(Image layout annotations)
────────
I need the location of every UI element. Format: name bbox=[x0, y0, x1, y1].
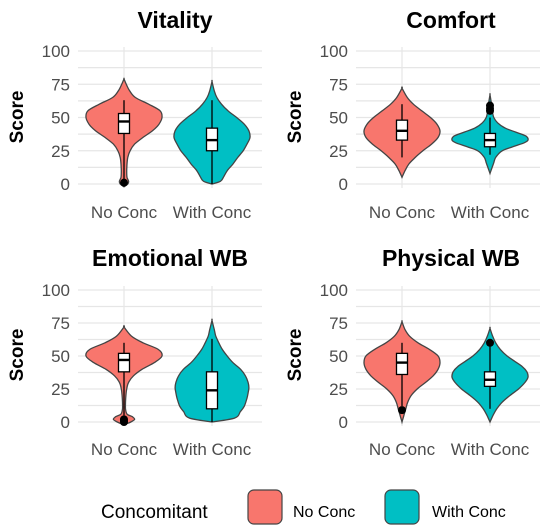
x-tick-label-no-conc: No Conc bbox=[369, 440, 436, 459]
legend-label-no-conc: No Conc bbox=[293, 504, 355, 521]
violin-group-vitality-no-conc bbox=[85, 77, 163, 188]
y-tick-label-50: 50 bbox=[51, 109, 70, 128]
violin-group-physical-wb-no-conc bbox=[363, 320, 441, 425]
y-tick-label-0: 0 bbox=[339, 175, 348, 194]
y-axis-label-emotional-wb: Score bbox=[7, 329, 28, 382]
legend-swatch-with-conc bbox=[384, 489, 420, 525]
x-tick-label-no-conc: No Conc bbox=[91, 440, 158, 459]
y-tick-label-50: 50 bbox=[51, 347, 70, 366]
panel-title-vitality: Vitality bbox=[138, 7, 213, 33]
legend: Concomitant No Conc With Conc bbox=[101, 489, 506, 525]
outlier-emotional-wb-no-conc-2 bbox=[120, 415, 128, 424]
outlier-vitality-no-conc-0 bbox=[120, 178, 128, 187]
outlier-comfort-with-conc-2 bbox=[486, 101, 494, 110]
x-tick-label-with-conc: With Conc bbox=[451, 203, 530, 222]
outlier-physical-wb-with-conc-0 bbox=[486, 338, 494, 347]
x-tick-label-no-conc: No Conc bbox=[91, 203, 158, 222]
y-tick-label-100: 100 bbox=[42, 42, 70, 61]
legend-label-with-conc: With Conc bbox=[432, 504, 506, 521]
y-tick-label-0: 0 bbox=[339, 413, 348, 432]
y-tick-label-100: 100 bbox=[320, 281, 348, 300]
y-tick-label-100: 100 bbox=[320, 42, 348, 61]
y-tick-label-75: 75 bbox=[51, 75, 70, 94]
y-tick-label-25: 25 bbox=[329, 142, 348, 161]
x-tick-label-with-conc: With Conc bbox=[173, 203, 252, 222]
legend-title: Concomitant bbox=[101, 502, 208, 523]
y-tick-label-100: 100 bbox=[42, 281, 70, 300]
y-tick-label-25: 25 bbox=[329, 380, 348, 399]
violin-group-emotional-wb-no-conc bbox=[85, 325, 163, 426]
legend-swatch-no-conc bbox=[247, 489, 283, 525]
x-tick-label-with-conc: With Conc bbox=[173, 440, 252, 459]
y-tick-label-75: 75 bbox=[329, 75, 348, 94]
box-emotional-wb-no-conc bbox=[117, 352, 131, 373]
box-physical-wb-no-conc bbox=[395, 352, 409, 376]
y-axis-label-physical-wb: Score bbox=[285, 329, 306, 382]
y-tick-label-50: 50 bbox=[329, 347, 348, 366]
violin-group-emotional-wb-with-conc bbox=[174, 318, 250, 423]
panel-title-physical-wb: Physical WB bbox=[382, 245, 520, 271]
panel-physical-wb: Physical WB Score 0 25 50 75 100 No Conc With Co… bbox=[285, 245, 540, 459]
y-axis-label-comfort: Score bbox=[285, 91, 306, 144]
violin-group-physical-wb-with-conc bbox=[451, 326, 529, 424]
panel-comfort: Comfort Score 0 25 50 75 100 No Conc With Conc bbox=[285, 7, 540, 222]
panel-emotional-wb: Emotional WB Score 0 25 50 75 100 No Conc With C… bbox=[7, 245, 262, 459]
y-tick-label-0: 0 bbox=[61, 413, 70, 432]
y-axis-label-vitality: Score bbox=[7, 91, 28, 144]
box-vitality-no-conc bbox=[117, 112, 131, 135]
violin-group-comfort-no-conc bbox=[363, 86, 441, 179]
y-tick-label-0: 0 bbox=[61, 175, 70, 194]
panel-title-comfort: Comfort bbox=[406, 7, 496, 33]
y-tick-label-25: 25 bbox=[51, 380, 70, 399]
violin-group-comfort-with-conc bbox=[451, 93, 529, 176]
y-tick-label-25: 25 bbox=[51, 142, 70, 161]
panel-title-emotional-wb: Emotional WB bbox=[92, 245, 248, 271]
outlier-physical-wb-no-conc-0 bbox=[398, 406, 406, 415]
y-tick-label-75: 75 bbox=[329, 314, 348, 333]
x-tick-label-no-conc: No Conc bbox=[369, 203, 436, 222]
violin-group-vitality-with-conc bbox=[173, 79, 251, 185]
y-tick-label-75: 75 bbox=[51, 314, 70, 333]
x-tick-label-with-conc: With Conc bbox=[451, 440, 530, 459]
y-tick-label-50: 50 bbox=[329, 109, 348, 128]
panel-vitality: Vitality Score 0 25 50 75 100 No Conc With Conc bbox=[7, 7, 262, 222]
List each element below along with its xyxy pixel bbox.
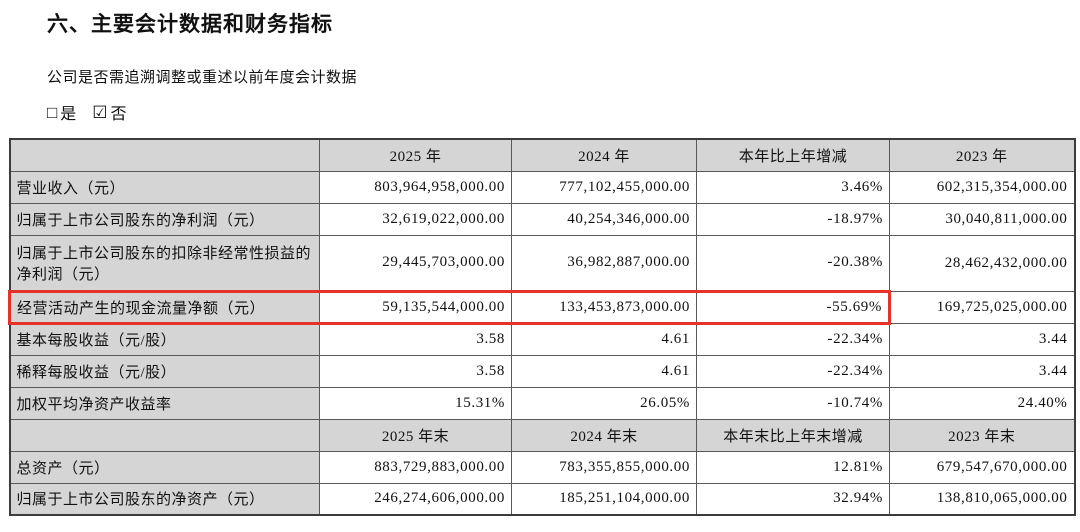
table-row-weighted-roe: 加权平均净资产收益率 15.31% 26.05% -10.74% 24.40% [9,386,1075,420]
row-label: 归属于上市公司股东的净资产（元） [9,482,320,516]
checkbox-checked-icon: ☑ [92,102,108,122]
option-yes-label: 是 [60,106,77,123]
col-header-2025-end: 2025 年末 [319,418,512,452]
highlighted-row-operating-cash-flow: 经营活动产生的现金流量净额（元） 59,135,544,000.00 133,4… [8,289,1075,325]
cell-2024: 4.61 [511,354,697,388]
period-end-header-row: 2025 年末 2024 年末 本年末比上年末增减 2023 年末 [9,418,1075,452]
cell-2024: 185,251,104,000.00 [511,482,697,516]
col-header-2023-end: 2023 年末 [889,418,1075,452]
cell-2023: 3.44 [889,322,1075,356]
table-row-diluted-eps: 稀释每股收益（元/股） 3.58 4.61 -22.34% 3.44 [9,354,1075,388]
option-no-label: 否 [110,106,127,123]
col-header-2024: 2024 年 [511,138,697,172]
cell-2025: 3.58 [319,354,512,388]
cell-2025: 803,964,958,000.00 [319,170,512,204]
cell-change: 3.46% [696,170,890,204]
option-yes: □ 是 [47,100,76,124]
cell-2023: 679,547,670,000.00 [889,450,1075,484]
cell-2024: 36,982,887,000.00 [511,234,697,292]
cell-2025: 59,135,544,000.00 [319,289,512,325]
cell-2024: 777,102,455,000.00 [511,170,697,204]
checkbox-unchecked-icon: □ [47,102,58,122]
cell-2023: 3.44 [889,354,1075,388]
cell-change: 32.94% [696,482,890,516]
cell-2025: 15.31% [319,386,512,420]
table-row-net-assets: 归属于上市公司股东的净资产（元） 246,274,606,000.00 185,… [9,482,1075,516]
cell-2024: 783,355,855,000.00 [511,450,697,484]
cell-2025: 32,619,022,000.00 [319,202,512,236]
row-label: 基本每股收益（元/股） [9,322,320,356]
cell-2025: 246,274,606,000.00 [319,482,512,516]
cell-change: -18.97% [696,202,890,236]
financial-indicators-table: 2025 年 2024 年 本年比上年增减 2023 年 营业收入（元） 803… [8,138,1076,516]
cell-change: -22.34% [696,322,890,356]
cell-change: -55.69% [696,289,891,325]
cell-2023: 602,315,354,000.00 [889,170,1075,204]
col-header-indicator [9,138,320,172]
col-header-2023: 2023 年 [889,138,1075,172]
col-header-2024-end: 2024 年末 [511,418,697,452]
section-title: 六、主要会计数据和财务指标 [47,13,333,36]
cell-2024: 4.61 [511,322,697,356]
table-row-net-profit: 归属于上市公司股东的净利润（元） 32,619,022,000.00 40,25… [9,202,1075,236]
cell-2024: 26.05% [511,386,697,420]
cell-2025: 29,445,703,000.00 [319,234,512,292]
cell-change: -10.74% [696,386,890,420]
annual-header-row: 2025 年 2024 年 本年比上年增减 2023 年 [9,138,1075,172]
cell-2023: 24.40% [889,386,1075,420]
restatement-question: 公司是否需追溯调整或重述以前年度会计数据 [47,70,358,86]
cell-change: 12.81% [696,450,890,484]
cell-change: -20.38% [696,234,890,292]
table-row-revenue: 营业收入（元） 803,964,958,000.00 777,102,455,0… [9,170,1075,204]
cell-2023: 30,040,811,000.00 [889,202,1075,236]
row-label: 经营活动产生的现金流量净额（元） [8,289,320,325]
table-row-total-assets: 总资产（元） 883,729,883,000.00 783,355,855,00… [9,450,1075,484]
col-header-indicator [9,418,320,452]
row-label: 归属于上市公司股东的扣除非经常性损益的净利润（元） [9,234,320,292]
row-label: 归属于上市公司股东的净利润（元） [9,202,320,236]
col-header-change: 本年比上年增减 [696,138,890,172]
cell-2023: 138,810,065,000.00 [889,482,1075,516]
row-label: 总资产（元） [9,450,320,484]
cell-2025: 3.58 [319,322,512,356]
row-label: 稀释每股收益（元/股） [9,354,320,388]
row-label: 营业收入（元） [9,170,320,204]
option-no: ☑ 否 [92,100,126,124]
cell-2024: 133,453,873,000.00 [511,289,697,325]
cell-2025: 883,729,883,000.00 [319,450,512,484]
table-row-net-profit-excl-nonrecurring: 归属于上市公司股东的扣除非经常性损益的净利润（元） 29,445,703,000… [9,234,1075,292]
row-label: 加权平均净资产收益率 [9,386,320,420]
cell-change: -22.34% [696,354,890,388]
restatement-options: □ 是 ☑ 否 [47,100,1080,124]
cell-2023: 28,462,432,000.00 [889,234,1075,292]
col-header-end-change: 本年末比上年末增减 [696,418,890,452]
table-row-basic-eps: 基本每股收益（元/股） 3.58 4.61 -22.34% 3.44 [9,322,1075,356]
cell-2023: 169,725,025,000.00 [889,290,1075,324]
report-page: 六、主要会计数据和财务指标 公司是否需追溯调整或重述以前年度会计数据 □ 是 ☑… [0,8,1080,532]
col-header-2025: 2025 年 [319,138,512,172]
cell-2024: 40,254,346,000.00 [511,202,697,236]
────────
- Stated task -
Print the data again exactly, starting from the line containing "table-row-weighted-roe: 加权平均净资产收益率 15.31%" up to and including the line containing "financial-indicators-table: 2025 年".

- Expected answer -
table-row-weighted-roe: 加权平均净资产收益率 15.31% 26.05% -10.74% 24.40% [9,386,1075,420]
row-label: 归属于上市公司股东的净资产（元） [9,482,320,516]
checkbox-checked-icon: ☑ [92,102,108,122]
option-yes-label: 是 [60,106,77,123]
col-header-2025-end: 2025 年末 [319,418,512,452]
highlighted-row-operating-cash-flow: 经营活动产生的现金流量净额（元） 59,135,544,000.00 133,4… [8,289,1075,325]
cell-2024: 4.61 [511,354,697,388]
period-end-header-row: 2025 年末 2024 年末 本年末比上年末增减 2023 年末 [9,418,1075,452]
cell-2024: 185,251,104,000.00 [511,482,697,516]
col-header-2023-end: 2023 年末 [889,418,1075,452]
cell-2023: 3.44 [889,322,1075,356]
table-row-diluted-eps: 稀释每股收益（元/股） 3.58 4.61 -22.34% 3.44 [9,354,1075,388]
option-no-label: 否 [110,106,127,123]
col-header-2024: 2024 年 [511,138,697,172]
cell-2025: 3.58 [319,354,512,388]
cell-2025: 803,964,958,000.00 [319,170,512,204]
cell-change: 3.46% [696,170,890,204]
option-yes: □ 是 [47,100,76,124]
cell-2023: 679,547,670,000.00 [889,450,1075,484]
cell-2024: 36,982,887,000.00 [511,234,697,292]
cell-2025: 59,135,544,000.00 [319,289,512,325]
cell-2024: 777,102,455,000.00 [511,170,697,204]
checkbox-unchecked-icon: □ [47,102,58,122]
cell-2023: 3.44 [889,354,1075,388]
cell-change: 32.94% [696,482,890,516]
cell-2025: 15.31% [319,386,512,420]
table-row-net-assets: 归属于上市公司股东的净资产（元） 246,274,606,000.00 185,… [9,482,1075,516]
cell-2024: 783,355,855,000.00 [511,450,697,484]
cell-2025: 32,619,022,000.00 [319,202,512,236]
row-label: 基本每股收益（元/股） [9,322,320,356]
cell-2025: 246,274,606,000.00 [319,482,512,516]
cell-change: -18.97% [696,202,890,236]
financial-indicators-table: 2025 年 2024 年 本年比上年增减 2023 年 营业收入（元） 803… [8,138,1076,516]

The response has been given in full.